Exercise description. Among the lines below, count those with "xlabel". Give only the number.

Data items:
________

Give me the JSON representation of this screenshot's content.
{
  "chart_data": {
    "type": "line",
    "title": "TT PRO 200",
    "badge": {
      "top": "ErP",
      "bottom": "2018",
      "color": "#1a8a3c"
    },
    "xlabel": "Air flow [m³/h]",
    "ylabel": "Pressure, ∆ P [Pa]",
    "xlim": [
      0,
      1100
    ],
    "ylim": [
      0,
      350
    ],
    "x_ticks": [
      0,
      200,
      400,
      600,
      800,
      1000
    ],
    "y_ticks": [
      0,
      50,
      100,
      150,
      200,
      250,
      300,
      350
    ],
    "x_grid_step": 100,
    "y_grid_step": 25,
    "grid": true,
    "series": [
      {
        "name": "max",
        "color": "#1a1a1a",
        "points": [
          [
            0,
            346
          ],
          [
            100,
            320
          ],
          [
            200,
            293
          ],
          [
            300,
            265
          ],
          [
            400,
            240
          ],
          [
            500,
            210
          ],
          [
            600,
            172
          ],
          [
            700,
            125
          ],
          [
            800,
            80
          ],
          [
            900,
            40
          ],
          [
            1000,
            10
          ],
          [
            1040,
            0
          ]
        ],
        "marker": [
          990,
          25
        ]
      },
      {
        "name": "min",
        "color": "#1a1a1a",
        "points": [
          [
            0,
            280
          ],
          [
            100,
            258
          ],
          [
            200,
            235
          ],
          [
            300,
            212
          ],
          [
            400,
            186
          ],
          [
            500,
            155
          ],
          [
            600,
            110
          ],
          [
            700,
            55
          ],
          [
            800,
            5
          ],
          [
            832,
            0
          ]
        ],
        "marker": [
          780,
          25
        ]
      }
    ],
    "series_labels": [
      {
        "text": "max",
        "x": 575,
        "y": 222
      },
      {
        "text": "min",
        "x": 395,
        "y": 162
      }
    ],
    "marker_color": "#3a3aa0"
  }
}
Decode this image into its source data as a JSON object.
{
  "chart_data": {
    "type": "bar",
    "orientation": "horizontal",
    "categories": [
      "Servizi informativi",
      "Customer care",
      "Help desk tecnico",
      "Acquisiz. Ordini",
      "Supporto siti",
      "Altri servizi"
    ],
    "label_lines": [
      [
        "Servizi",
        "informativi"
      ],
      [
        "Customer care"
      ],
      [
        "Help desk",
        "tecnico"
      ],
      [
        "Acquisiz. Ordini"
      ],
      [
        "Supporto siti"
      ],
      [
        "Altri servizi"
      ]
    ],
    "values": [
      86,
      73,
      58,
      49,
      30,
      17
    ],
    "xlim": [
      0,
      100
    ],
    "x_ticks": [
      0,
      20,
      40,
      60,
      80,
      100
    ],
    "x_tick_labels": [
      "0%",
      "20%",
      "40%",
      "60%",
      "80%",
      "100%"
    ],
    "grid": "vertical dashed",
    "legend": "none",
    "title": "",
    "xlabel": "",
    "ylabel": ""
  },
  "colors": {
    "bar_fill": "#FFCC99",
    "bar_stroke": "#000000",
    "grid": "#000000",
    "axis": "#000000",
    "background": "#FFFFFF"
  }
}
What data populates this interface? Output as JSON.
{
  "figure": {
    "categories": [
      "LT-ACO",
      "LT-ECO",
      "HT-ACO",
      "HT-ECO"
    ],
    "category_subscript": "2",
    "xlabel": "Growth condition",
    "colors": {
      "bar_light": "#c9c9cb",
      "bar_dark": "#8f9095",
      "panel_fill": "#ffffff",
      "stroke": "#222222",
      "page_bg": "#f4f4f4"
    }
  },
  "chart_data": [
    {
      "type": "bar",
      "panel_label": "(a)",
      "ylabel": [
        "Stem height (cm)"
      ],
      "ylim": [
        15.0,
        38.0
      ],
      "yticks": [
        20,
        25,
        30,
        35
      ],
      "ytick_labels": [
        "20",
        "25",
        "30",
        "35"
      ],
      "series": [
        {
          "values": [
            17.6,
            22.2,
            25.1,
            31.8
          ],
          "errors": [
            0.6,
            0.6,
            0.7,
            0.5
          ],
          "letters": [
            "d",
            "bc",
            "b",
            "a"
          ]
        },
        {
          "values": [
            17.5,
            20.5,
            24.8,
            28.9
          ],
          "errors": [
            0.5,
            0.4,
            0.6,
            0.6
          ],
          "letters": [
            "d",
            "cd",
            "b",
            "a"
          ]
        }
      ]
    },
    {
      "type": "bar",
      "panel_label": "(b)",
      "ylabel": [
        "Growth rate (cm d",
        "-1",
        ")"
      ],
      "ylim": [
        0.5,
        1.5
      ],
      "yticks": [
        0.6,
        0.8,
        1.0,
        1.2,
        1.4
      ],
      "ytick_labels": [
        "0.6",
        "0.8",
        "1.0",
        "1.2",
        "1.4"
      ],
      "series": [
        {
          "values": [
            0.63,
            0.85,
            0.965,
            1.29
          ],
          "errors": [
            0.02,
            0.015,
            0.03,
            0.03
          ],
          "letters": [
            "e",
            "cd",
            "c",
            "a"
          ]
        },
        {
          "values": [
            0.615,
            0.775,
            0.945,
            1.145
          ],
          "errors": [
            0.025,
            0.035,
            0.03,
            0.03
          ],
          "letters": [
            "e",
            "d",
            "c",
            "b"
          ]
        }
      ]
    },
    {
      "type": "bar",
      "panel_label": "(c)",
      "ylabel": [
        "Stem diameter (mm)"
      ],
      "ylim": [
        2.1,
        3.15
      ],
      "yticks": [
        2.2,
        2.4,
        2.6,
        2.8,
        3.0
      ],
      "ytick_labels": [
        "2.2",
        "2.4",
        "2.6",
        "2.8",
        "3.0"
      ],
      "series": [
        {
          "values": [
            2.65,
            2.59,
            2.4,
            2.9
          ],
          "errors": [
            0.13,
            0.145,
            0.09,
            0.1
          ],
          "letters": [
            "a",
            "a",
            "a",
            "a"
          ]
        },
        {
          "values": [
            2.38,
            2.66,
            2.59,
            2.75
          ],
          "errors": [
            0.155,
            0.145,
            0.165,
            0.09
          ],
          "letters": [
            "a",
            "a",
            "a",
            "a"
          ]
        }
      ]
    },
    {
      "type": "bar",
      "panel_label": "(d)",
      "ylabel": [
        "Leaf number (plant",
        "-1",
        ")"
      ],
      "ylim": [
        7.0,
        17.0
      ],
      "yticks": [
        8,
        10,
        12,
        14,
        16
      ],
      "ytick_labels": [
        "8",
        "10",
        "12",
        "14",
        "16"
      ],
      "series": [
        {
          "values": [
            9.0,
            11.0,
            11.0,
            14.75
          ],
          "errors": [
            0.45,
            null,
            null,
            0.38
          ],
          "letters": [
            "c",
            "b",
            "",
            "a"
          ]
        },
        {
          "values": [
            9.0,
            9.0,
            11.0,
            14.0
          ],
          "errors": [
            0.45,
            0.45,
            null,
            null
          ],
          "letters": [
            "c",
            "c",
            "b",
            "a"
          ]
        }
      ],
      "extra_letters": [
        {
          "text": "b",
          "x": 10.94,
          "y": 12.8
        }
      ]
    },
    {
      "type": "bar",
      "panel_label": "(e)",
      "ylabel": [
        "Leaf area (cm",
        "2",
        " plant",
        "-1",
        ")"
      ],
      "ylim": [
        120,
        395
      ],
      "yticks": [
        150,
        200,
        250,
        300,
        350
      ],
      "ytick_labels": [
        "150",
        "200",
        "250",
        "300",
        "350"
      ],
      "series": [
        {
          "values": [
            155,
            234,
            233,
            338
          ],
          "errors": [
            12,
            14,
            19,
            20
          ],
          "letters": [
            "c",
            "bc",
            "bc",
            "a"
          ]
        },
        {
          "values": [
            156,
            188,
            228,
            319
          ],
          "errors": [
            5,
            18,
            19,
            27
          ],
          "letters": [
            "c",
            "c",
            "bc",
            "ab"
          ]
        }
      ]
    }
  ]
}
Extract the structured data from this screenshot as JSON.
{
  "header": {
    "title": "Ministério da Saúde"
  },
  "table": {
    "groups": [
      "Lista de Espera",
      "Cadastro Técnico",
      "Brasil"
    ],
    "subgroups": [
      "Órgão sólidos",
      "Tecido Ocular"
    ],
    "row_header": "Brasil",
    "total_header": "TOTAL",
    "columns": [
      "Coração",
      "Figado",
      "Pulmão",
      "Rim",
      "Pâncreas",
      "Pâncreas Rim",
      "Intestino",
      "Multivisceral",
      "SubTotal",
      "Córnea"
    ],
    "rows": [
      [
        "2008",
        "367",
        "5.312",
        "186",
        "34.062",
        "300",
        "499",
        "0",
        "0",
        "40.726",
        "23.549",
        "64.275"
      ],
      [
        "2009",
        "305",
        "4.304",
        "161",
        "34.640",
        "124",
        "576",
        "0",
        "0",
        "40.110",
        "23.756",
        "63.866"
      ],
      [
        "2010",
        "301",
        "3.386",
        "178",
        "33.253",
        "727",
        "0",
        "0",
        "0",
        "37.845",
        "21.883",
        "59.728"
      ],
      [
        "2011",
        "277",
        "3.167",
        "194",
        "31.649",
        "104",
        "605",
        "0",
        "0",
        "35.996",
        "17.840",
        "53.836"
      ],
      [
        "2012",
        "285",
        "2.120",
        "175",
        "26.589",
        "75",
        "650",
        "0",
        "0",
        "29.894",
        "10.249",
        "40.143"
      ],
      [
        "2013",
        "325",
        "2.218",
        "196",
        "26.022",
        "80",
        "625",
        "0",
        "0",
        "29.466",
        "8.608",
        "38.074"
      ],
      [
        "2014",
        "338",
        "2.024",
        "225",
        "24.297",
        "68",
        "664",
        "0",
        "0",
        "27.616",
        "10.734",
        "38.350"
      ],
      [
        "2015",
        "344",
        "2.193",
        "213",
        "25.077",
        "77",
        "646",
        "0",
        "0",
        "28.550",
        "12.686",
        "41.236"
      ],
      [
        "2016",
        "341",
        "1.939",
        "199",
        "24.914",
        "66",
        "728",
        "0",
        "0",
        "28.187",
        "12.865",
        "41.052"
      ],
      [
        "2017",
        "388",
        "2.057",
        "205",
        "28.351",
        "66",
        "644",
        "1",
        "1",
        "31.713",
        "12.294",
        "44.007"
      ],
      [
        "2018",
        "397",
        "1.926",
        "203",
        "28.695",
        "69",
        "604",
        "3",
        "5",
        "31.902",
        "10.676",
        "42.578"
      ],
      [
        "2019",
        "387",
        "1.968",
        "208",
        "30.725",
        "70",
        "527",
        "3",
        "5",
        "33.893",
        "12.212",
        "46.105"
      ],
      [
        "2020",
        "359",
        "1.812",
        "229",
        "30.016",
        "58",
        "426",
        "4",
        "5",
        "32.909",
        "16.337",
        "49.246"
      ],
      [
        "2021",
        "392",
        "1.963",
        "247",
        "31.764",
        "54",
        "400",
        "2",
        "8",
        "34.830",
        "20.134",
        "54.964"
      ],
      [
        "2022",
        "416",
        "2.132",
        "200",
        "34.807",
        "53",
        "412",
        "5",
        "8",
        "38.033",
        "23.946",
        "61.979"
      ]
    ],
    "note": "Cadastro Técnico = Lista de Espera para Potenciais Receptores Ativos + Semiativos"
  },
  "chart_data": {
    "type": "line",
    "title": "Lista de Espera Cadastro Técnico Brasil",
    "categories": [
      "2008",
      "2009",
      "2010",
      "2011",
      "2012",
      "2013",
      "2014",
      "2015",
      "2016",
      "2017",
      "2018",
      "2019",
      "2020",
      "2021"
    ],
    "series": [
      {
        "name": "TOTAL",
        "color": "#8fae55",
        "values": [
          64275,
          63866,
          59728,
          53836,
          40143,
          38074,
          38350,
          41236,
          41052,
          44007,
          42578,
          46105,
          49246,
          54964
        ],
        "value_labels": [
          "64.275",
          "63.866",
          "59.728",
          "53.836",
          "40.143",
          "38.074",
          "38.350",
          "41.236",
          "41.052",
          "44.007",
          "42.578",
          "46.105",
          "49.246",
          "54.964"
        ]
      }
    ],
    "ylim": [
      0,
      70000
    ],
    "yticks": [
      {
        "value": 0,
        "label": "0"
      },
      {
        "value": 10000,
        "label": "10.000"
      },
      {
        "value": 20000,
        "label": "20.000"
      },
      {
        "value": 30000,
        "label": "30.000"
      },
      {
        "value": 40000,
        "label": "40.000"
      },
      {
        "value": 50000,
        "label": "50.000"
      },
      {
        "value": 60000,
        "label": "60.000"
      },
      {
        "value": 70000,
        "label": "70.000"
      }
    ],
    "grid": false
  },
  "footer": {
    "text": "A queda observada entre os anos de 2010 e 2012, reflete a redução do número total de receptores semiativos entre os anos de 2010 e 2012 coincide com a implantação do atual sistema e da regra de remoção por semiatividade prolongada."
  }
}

________

Correct answer. 3